* [Dataset excerpts]
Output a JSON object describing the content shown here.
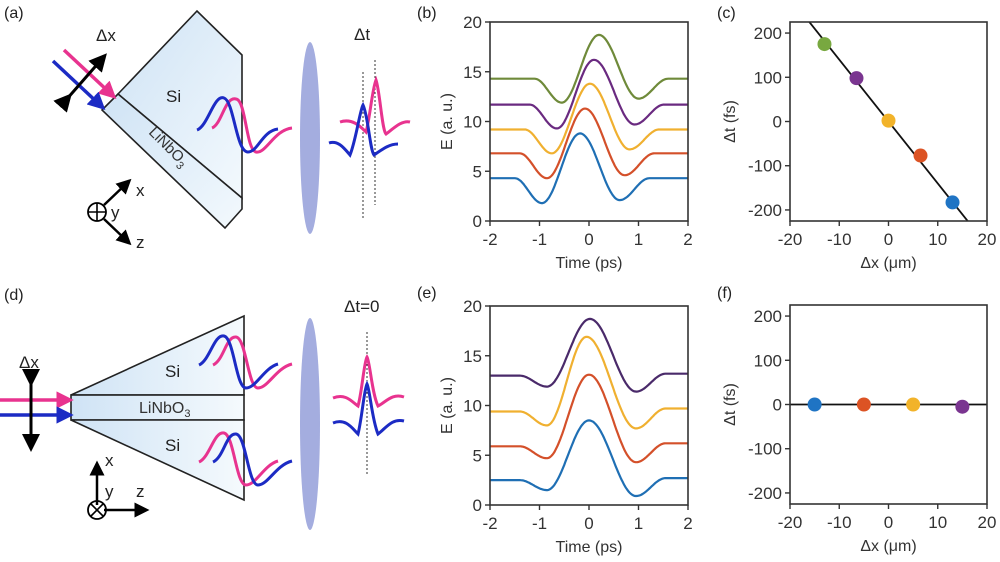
{
  "panels": {
    "a": {
      "label": "(a)",
      "dx_label": "Δx",
      "dt_label": "Δt",
      "si_label": "Si",
      "crystal_label": "LiNbO",
      "crystal_sub": "3",
      "axis_x": "x",
      "axis_y": "y",
      "axis_z": "z"
    },
    "d": {
      "label": "(d)",
      "dx_label": "Δx",
      "dt_label": "Δt=0",
      "si_top_label": "Si",
      "si_bottom_label": "Si",
      "crystal_label": "LiNbO",
      "crystal_sub": "3",
      "axis_x": "x",
      "axis_y": "y",
      "axis_z": "z"
    },
    "b": {
      "label": "(b)"
    },
    "c": {
      "label": "(c)"
    },
    "e": {
      "label": "(e)"
    },
    "f": {
      "label": "(f)"
    }
  },
  "colors": {
    "pink": "#e8338f",
    "blue": "#1c2bc4",
    "lens": "#a4addf",
    "crystal_fill": "#dcecf8"
  },
  "chart_data": [
    {
      "id": "b",
      "type": "line",
      "xlabel": "Time (ps)",
      "ylabel": "E (a. u.)",
      "xlim": [
        -2,
        2
      ],
      "ylim": [
        0,
        20
      ],
      "xticks": [
        -2,
        -1,
        0,
        1,
        2
      ],
      "yticks": [
        0,
        5,
        10,
        15,
        20
      ],
      "series": [
        {
          "name": "blue",
          "color": "#1f6fb4",
          "baseline": 4.3,
          "peak_t": -0.18,
          "peak": 8.8,
          "min1_t": -0.95,
          "min1": 1.8,
          "min2_t": 0.62,
          "min2": 2.1
        },
        {
          "name": "red",
          "color": "#d4502a",
          "baseline": 6.8,
          "peak_t": -0.08,
          "peak": 11.3,
          "min1_t": -0.85,
          "min1": 4.3,
          "min2_t": 0.72,
          "min2": 4.6
        },
        {
          "name": "yellow",
          "color": "#f0b030",
          "baseline": 9.2,
          "peak_t": 0.02,
          "peak": 13.8,
          "min1_t": -0.75,
          "min1": 6.8,
          "min2_t": 0.82,
          "min2": 7.2
        },
        {
          "name": "purple",
          "color": "#6a2a80",
          "baseline": 11.7,
          "peak_t": 0.1,
          "peak": 16.2,
          "min1_t": -0.65,
          "min1": 9.3,
          "min2_t": 0.92,
          "min2": 9.7
        },
        {
          "name": "green",
          "color": "#6f8a3a",
          "baseline": 14.3,
          "peak_t": 0.2,
          "peak": 18.7,
          "min1_t": -0.55,
          "min1": 11.9,
          "min2_t": 1.0,
          "min2": 12.3
        }
      ]
    },
    {
      "id": "c",
      "type": "scatter",
      "xlabel": "Δx (μm)",
      "ylabel": "Δt (fs)",
      "xlim": [
        -20,
        20
      ],
      "ylim": [
        -225,
        225
      ],
      "xticks": [
        -20,
        -10,
        0,
        10,
        20
      ],
      "yticks": [
        -200,
        -100,
        0,
        100,
        200
      ],
      "fit_line": {
        "slope": -14.0,
        "intercept": 0
      },
      "points": [
        {
          "x": -13,
          "y": 175,
          "color": "#78a840"
        },
        {
          "x": -6.5,
          "y": 98,
          "color": "#7a3590"
        },
        {
          "x": 0,
          "y": 2,
          "color": "#f2b32a"
        },
        {
          "x": 6.5,
          "y": -77,
          "color": "#dc5324"
        },
        {
          "x": 13,
          "y": -183,
          "color": "#1f74c4"
        }
      ]
    },
    {
      "id": "e",
      "type": "line",
      "xlabel": "Time (ps)",
      "ylabel": "E (a. u.)",
      "xlim": [
        -2,
        2
      ],
      "ylim": [
        0,
        20
      ],
      "xticks": [
        -2,
        -1,
        0,
        1,
        2
      ],
      "yticks": [
        0,
        5,
        10,
        15,
        20
      ],
      "series": [
        {
          "name": "blue",
          "color": "#1f6fb4",
          "baseline": 2.5,
          "peak_t": 0.0,
          "peak": 8.5,
          "min1_t": -0.85,
          "min1": 1.5,
          "min2_t": 0.95,
          "min2": 0.9,
          "end": 2.7
        },
        {
          "name": "red",
          "color": "#d4502a",
          "baseline": 5.9,
          "peak_t": 0.0,
          "peak": 13.1,
          "min1_t": -0.85,
          "min1": 4.7,
          "min2_t": 0.95,
          "min2": 4.3,
          "end": 6.2
        },
        {
          "name": "yellow",
          "color": "#f0b030",
          "baseline": 9.4,
          "peak_t": -0.05,
          "peak": 16.9,
          "min1_t": -0.85,
          "min1": 8.0,
          "min2_t": 0.95,
          "min2": 7.7,
          "end": 9.7
        },
        {
          "name": "purple",
          "color": "#4a2a6a",
          "baseline": 13.0,
          "peak_t": 0.02,
          "peak": 18.7,
          "min1_t": -0.85,
          "min1": 11.9,
          "min2_t": 0.95,
          "min2": 11.4,
          "end": 13.2
        }
      ]
    },
    {
      "id": "f",
      "type": "scatter",
      "xlabel": "Δx (μm)",
      "ylabel": "Δt (fs)",
      "xlim": [
        -20,
        20
      ],
      "ylim": [
        -225,
        225
      ],
      "xticks": [
        -20,
        -10,
        0,
        10,
        20
      ],
      "yticks": [
        -200,
        -100,
        0,
        100,
        200
      ],
      "fit_line": {
        "slope": 0,
        "intercept": 0
      },
      "points": [
        {
          "x": -15,
          "y": 0,
          "color": "#1f74c4"
        },
        {
          "x": -5,
          "y": 0,
          "color": "#dc5324"
        },
        {
          "x": 5,
          "y": 0,
          "color": "#f2b32a"
        },
        {
          "x": 15,
          "y": -5,
          "color": "#7a3590"
        }
      ]
    }
  ]
}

* [Exercise goal]
Repeat the records above exactly, omitting every picture.

* [Output of the exercise]
Output a JSON object describing the content shown here.
{
  "panels": {
    "a": {
      "label": "(a)",
      "dx_label": "Δx",
      "dt_label": "Δt",
      "si_label": "Si",
      "crystal_label": "LiNbO",
      "crystal_sub": "3",
      "axis_x": "x",
      "axis_y": "y",
      "axis_z": "z"
    },
    "d": {
      "label": "(d)",
      "dx_label": "Δx",
      "dt_label": "Δt=0",
      "si_top_label": "Si",
      "si_bottom_label": "Si",
      "crystal_label": "LiNbO",
      "crystal_sub": "3",
      "axis_x": "x",
      "axis_y": "y",
      "axis_z": "z"
    },
    "b": {
      "label": "(b)"
    },
    "c": {
      "label": "(c)"
    },
    "e": {
      "label": "(e)"
    },
    "f": {
      "label": "(f)"
    }
  },
  "colors": {
    "pink": "#e8338f",
    "blue": "#1c2bc4",
    "lens": "#a4addf",
    "crystal_fill": "#dcecf8"
  },
  "chart_data": [
    {
      "id": "b",
      "type": "line",
      "xlabel": "Time (ps)",
      "ylabel": "E (a. u.)",
      "xlim": [
        -2,
        2
      ],
      "ylim": [
        0,
        20
      ],
      "xticks": [
        -2,
        -1,
        0,
        1,
        2
      ],
      "yticks": [
        0,
        5,
        10,
        15,
        20
      ],
      "series": [
        {
          "name": "blue",
          "color": "#1f6fb4",
          "baseline": 4.3,
          "peak_t": -0.18,
          "peak": 8.8,
          "min1_t": -0.95,
          "min1": 1.8,
          "min2_t": 0.62,
          "min2": 2.1
        },
        {
          "name": "red",
          "color": "#d4502a",
          "baseline": 6.8,
          "peak_t": -0.08,
          "peak": 11.3,
          "min1_t": -0.85,
          "min1": 4.3,
          "min2_t": 0.72,
          "min2": 4.6
        },
        {
          "name": "yellow",
          "color": "#f0b030",
          "baseline": 9.2,
          "peak_t": 0.02,
          "peak": 13.8,
          "min1_t": -0.75,
          "min1": 6.8,
          "min2_t": 0.82,
          "min2": 7.2
        },
        {
          "name": "purple",
          "color": "#6a2a80",
          "baseline": 11.7,
          "peak_t": 0.1,
          "peak": 16.2,
          "min1_t": -0.65,
          "min1": 9.3,
          "min2_t": 0.92,
          "min2": 9.7
        },
        {
          "name": "green",
          "color": "#6f8a3a",
          "baseline": 14.3,
          "peak_t": 0.2,
          "peak": 18.7,
          "min1_t": -0.55,
          "min1": 11.9,
          "min2_t": 1.0,
          "min2": 12.3
        }
      ]
    },
    {
      "id": "c",
      "type": "scatter",
      "xlabel": "Δx (μm)",
      "ylabel": "Δt (fs)",
      "xlim": [
        -20,
        20
      ],
      "ylim": [
        -225,
        225
      ],
      "xticks": [
        -20,
        -10,
        0,
        10,
        20
      ],
      "yticks": [
        -200,
        -100,
        0,
        100,
        200
      ],
      "fit_line": {
        "slope": -14.0,
        "intercept": 0
      },
      "points": [
        {
          "x": -13,
          "y": 175,
          "color": "#78a840"
        },
        {
          "x": -6.5,
          "y": 98,
          "color": "#7a3590"
        },
        {
          "x": 0,
          "y": 2,
          "color": "#f2b32a"
        },
        {
          "x": 6.5,
          "y": -77,
          "color": "#dc5324"
        },
        {
          "x": 13,
          "y": -183,
          "color": "#1f74c4"
        }
      ]
    },
    {
      "id": "e",
      "type": "line",
      "xlabel": "Time (ps)",
      "ylabel": "E (a. u.)",
      "xlim": [
        -2,
        2
      ],
      "ylim": [
        0,
        20
      ],
      "xticks": [
        -2,
        -1,
        0,
        1,
        2
      ],
      "yticks": [
        0,
        5,
        10,
        15,
        20
      ],
      "series": [
        {
          "name": "blue",
          "color": "#1f6fb4",
          "baseline": 2.5,
          "peak_t": 0.0,
          "peak": 8.5,
          "min1_t": -0.85,
          "min1": 1.5,
          "min2_t": 0.95,
          "min2": 0.9,
          "end": 2.7
        },
        {
          "name": "red",
          "color": "#d4502a",
          "baseline": 5.9,
          "peak_t": 0.0,
          "peak": 13.1,
          "min1_t": -0.85,
          "min1": 4.7,
          "min2_t": 0.95,
          "min2": 4.3,
          "end": 6.2
        },
        {
          "name": "yellow",
          "color": "#f0b030",
          "baseline": 9.4,
          "peak_t": -0.05,
          "peak": 16.9,
          "min1_t": -0.85,
          "min1": 8.0,
          "min2_t": 0.95,
          "min2": 7.7,
          "end": 9.7
        },
        {
          "name": "purple",
          "color": "#4a2a6a",
          "baseline": 13.0,
          "peak_t": 0.02,
          "peak": 18.7,
          "min1_t": -0.85,
          "min1": 11.9,
          "min2_t": 0.95,
          "min2": 11.4,
          "end": 13.2
        }
      ]
    },
    {
      "id": "f",
      "type": "scatter",
      "xlabel": "Δx (μm)",
      "ylabel": "Δt (fs)",
      "xlim": [
        -20,
        20
      ],
      "ylim": [
        -225,
        225
      ],
      "xticks": [
        -20,
        -10,
        0,
        10,
        20
      ],
      "yticks": [
        -200,
        -100,
        0,
        100,
        200
      ],
      "fit_line": {
        "slope": 0,
        "intercept": 0
      },
      "points": [
        {
          "x": -15,
          "y": 0,
          "color": "#1f74c4"
        },
        {
          "x": -5,
          "y": 0,
          "color": "#dc5324"
        },
        {
          "x": 5,
          "y": 0,
          "color": "#f2b32a"
        },
        {
          "x": 15,
          "y": -5,
          "color": "#7a3590"
        }
      ]
    }
  ]
}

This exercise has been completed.